Set the listing down unchanged, minus every embedded image.
****************
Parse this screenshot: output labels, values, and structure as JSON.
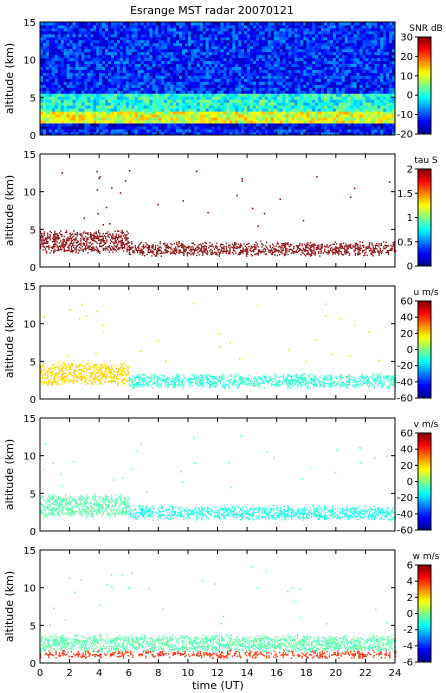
{
  "title": "Esrange MST radar 20070121",
  "xlabel": "time (UT)",
  "ylabel": "altitude (km)",
  "x_ticks": [
    "0",
    "2",
    "4",
    "6",
    "8",
    "10",
    "12",
    "14",
    "16",
    "18",
    "20",
    "22",
    "24"
  ],
  "y_ticks": [
    "0",
    "5",
    "10",
    "15"
  ],
  "colormap": [
    "#00008f",
    "#0000ff",
    "#0080ff",
    "#00ffff",
    "#80ff80",
    "#ffff00",
    "#ff8000",
    "#ff0000",
    "#800000"
  ],
  "chart_data": [
    {
      "type": "heatmap",
      "quantity": "SNR",
      "colorbar_label": "SNR dB",
      "colorbar_ticks": [
        "30",
        "20",
        "10",
        "0",
        "-10",
        "-20"
      ],
      "clim": [
        -20,
        30
      ],
      "xlim": [
        0,
        24
      ],
      "ylim": [
        0,
        15
      ],
      "layers": [
        {
          "alt_range": [
            0.6,
            1.6
          ],
          "value": -15
        },
        {
          "alt_range": [
            1.6,
            3.2
          ],
          "value": 10
        },
        {
          "alt_range": [
            3.2,
            5.5
          ],
          "value": 0
        },
        {
          "alt_range": [
            5.5,
            15
          ],
          "value": -12
        }
      ]
    },
    {
      "type": "heatmap",
      "quantity": "tau",
      "colorbar_label": "tau S",
      "colorbar_ticks": [
        "2",
        "1.5",
        "1",
        "0.5",
        "0"
      ],
      "clim": [
        0,
        2
      ],
      "xlim": [
        0,
        24
      ],
      "ylim": [
        0,
        15
      ],
      "typical_value": 2.0,
      "bands": [
        {
          "t": [
            0,
            6
          ],
          "alt": [
            2.0,
            4.5
          ],
          "value": 2.0
        },
        {
          "t": [
            6,
            24
          ],
          "alt": [
            1.6,
            3.0
          ],
          "value": 2.0
        }
      ]
    },
    {
      "type": "heatmap",
      "quantity": "u",
      "colorbar_label": "u m/s",
      "colorbar_ticks": [
        "60",
        "40",
        "20",
        "0",
        "-20",
        "-40",
        "-60"
      ],
      "clim": [
        -60,
        60
      ],
      "xlim": [
        0,
        24
      ],
      "ylim": [
        0,
        15
      ],
      "bands": [
        {
          "t": [
            0,
            6
          ],
          "alt": [
            2.0,
            4.5
          ],
          "value": 20
        },
        {
          "t": [
            6,
            24
          ],
          "alt": [
            1.6,
            3.0
          ],
          "value": -10
        }
      ]
    },
    {
      "type": "heatmap",
      "quantity": "v",
      "colorbar_label": "v m/s",
      "colorbar_ticks": [
        "60",
        "40",
        "20",
        "0",
        "-20",
        "-40",
        "-60"
      ],
      "clim": [
        -60,
        60
      ],
      "xlim": [
        0,
        24
      ],
      "ylim": [
        0,
        15
      ],
      "bands": [
        {
          "t": [
            0,
            6
          ],
          "alt": [
            2.0,
            4.5
          ],
          "value": -5
        },
        {
          "t": [
            6,
            24
          ],
          "alt": [
            1.6,
            3.0
          ],
          "value": -12
        }
      ]
    },
    {
      "type": "heatmap",
      "quantity": "w",
      "colorbar_label": "w m/s",
      "colorbar_ticks": [
        "6",
        "4",
        "2",
        "0",
        "-2",
        "-4",
        "-6"
      ],
      "clim": [
        -6,
        6
      ],
      "xlim": [
        0,
        24
      ],
      "ylim": [
        0,
        15
      ],
      "bands": [
        {
          "t": [
            0,
            24
          ],
          "alt": [
            1.6,
            3.4
          ],
          "value": -0.5
        },
        {
          "t": [
            0,
            24
          ],
          "alt": [
            0.8,
            1.3
          ],
          "value": 4
        }
      ]
    }
  ]
}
****************
## WRITTEN SOLUTION
Parse this screenshot: output labels, values, and structure as JSON.
{
  "title": "Esrange MST radar 20070121",
  "xlabel": "time (UT)",
  "ylabel": "altitude (km)",
  "x_ticks": [
    "0",
    "2",
    "4",
    "6",
    "8",
    "10",
    "12",
    "14",
    "16",
    "18",
    "20",
    "22",
    "24"
  ],
  "y_ticks": [
    "0",
    "5",
    "10",
    "15"
  ],
  "colormap": [
    "#00008f",
    "#0000ff",
    "#0080ff",
    "#00ffff",
    "#80ff80",
    "#ffff00",
    "#ff8000",
    "#ff0000",
    "#800000"
  ],
  "chart_data": [
    {
      "type": "heatmap",
      "quantity": "SNR",
      "colorbar_label": "SNR dB",
      "colorbar_ticks": [
        "30",
        "20",
        "10",
        "0",
        "-10",
        "-20"
      ],
      "clim": [
        -20,
        30
      ],
      "xlim": [
        0,
        24
      ],
      "ylim": [
        0,
        15
      ],
      "layers": [
        {
          "alt_range": [
            0.6,
            1.6
          ],
          "value": -15
        },
        {
          "alt_range": [
            1.6,
            3.2
          ],
          "value": 10
        },
        {
          "alt_range": [
            3.2,
            5.5
          ],
          "value": 0
        },
        {
          "alt_range": [
            5.5,
            15
          ],
          "value": -12
        }
      ]
    },
    {
      "type": "heatmap",
      "quantity": "tau",
      "colorbar_label": "tau S",
      "colorbar_ticks": [
        "2",
        "1.5",
        "1",
        "0.5",
        "0"
      ],
      "clim": [
        0,
        2
      ],
      "xlim": [
        0,
        24
      ],
      "ylim": [
        0,
        15
      ],
      "typical_value": 2.0,
      "bands": [
        {
          "t": [
            0,
            6
          ],
          "alt": [
            2.0,
            4.5
          ],
          "value": 2.0
        },
        {
          "t": [
            6,
            24
          ],
          "alt": [
            1.6,
            3.0
          ],
          "value": 2.0
        }
      ]
    },
    {
      "type": "heatmap",
      "quantity": "u",
      "colorbar_label": "u m/s",
      "colorbar_ticks": [
        "60",
        "40",
        "20",
        "0",
        "-20",
        "-40",
        "-60"
      ],
      "clim": [
        -60,
        60
      ],
      "xlim": [
        0,
        24
      ],
      "ylim": [
        0,
        15
      ],
      "bands": [
        {
          "t": [
            0,
            6
          ],
          "alt": [
            2.0,
            4.5
          ],
          "value": 20
        },
        {
          "t": [
            6,
            24
          ],
          "alt": [
            1.6,
            3.0
          ],
          "value": -10
        }
      ]
    },
    {
      "type": "heatmap",
      "quantity": "v",
      "colorbar_label": "v m/s",
      "colorbar_ticks": [
        "60",
        "40",
        "20",
        "0",
        "-20",
        "-40",
        "-60"
      ],
      "clim": [
        -60,
        60
      ],
      "xlim": [
        0,
        24
      ],
      "ylim": [
        0,
        15
      ],
      "bands": [
        {
          "t": [
            0,
            6
          ],
          "alt": [
            2.0,
            4.5
          ],
          "value": -5
        },
        {
          "t": [
            6,
            24
          ],
          "alt": [
            1.6,
            3.0
          ],
          "value": -12
        }
      ]
    },
    {
      "type": "heatmap",
      "quantity": "w",
      "colorbar_label": "w m/s",
      "colorbar_ticks": [
        "6",
        "4",
        "2",
        "0",
        "-2",
        "-4",
        "-6"
      ],
      "clim": [
        -6,
        6
      ],
      "xlim": [
        0,
        24
      ],
      "ylim": [
        0,
        15
      ],
      "bands": [
        {
          "t": [
            0,
            24
          ],
          "alt": [
            1.6,
            3.4
          ],
          "value": -0.5
        },
        {
          "t": [
            0,
            24
          ],
          "alt": [
            0.8,
            1.3
          ],
          "value": 4
        }
      ]
    }
  ]
}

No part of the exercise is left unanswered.